• The task
Write every line of the material out exactly as shown.

Records from a dataset:
-------

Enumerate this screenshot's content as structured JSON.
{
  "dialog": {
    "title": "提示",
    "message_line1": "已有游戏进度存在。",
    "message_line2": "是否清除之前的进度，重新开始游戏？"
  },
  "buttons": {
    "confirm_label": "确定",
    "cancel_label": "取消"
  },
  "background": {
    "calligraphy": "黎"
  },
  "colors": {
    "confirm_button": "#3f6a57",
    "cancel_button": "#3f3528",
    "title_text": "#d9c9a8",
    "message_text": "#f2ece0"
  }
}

-------

• Answer to the problem
Enumerate this screenshot's content as structured JSON.
{
  "dialog": {
    "title": "提示",
    "message_line1": "已有游戏进度存在。",
    "message_line2": "是否清除之前的进度，重新开始游戏？"
  },
  "buttons": {
    "confirm_label": "确定",
    "cancel_label": "取消"
  },
  "background": {
    "calligraphy": "黎"
  },
  "colors": {
    "confirm_button": "#3f6a57",
    "cancel_button": "#3f3528",
    "title_text": "#d9c9a8",
    "message_text": "#f2ece0"
  }
}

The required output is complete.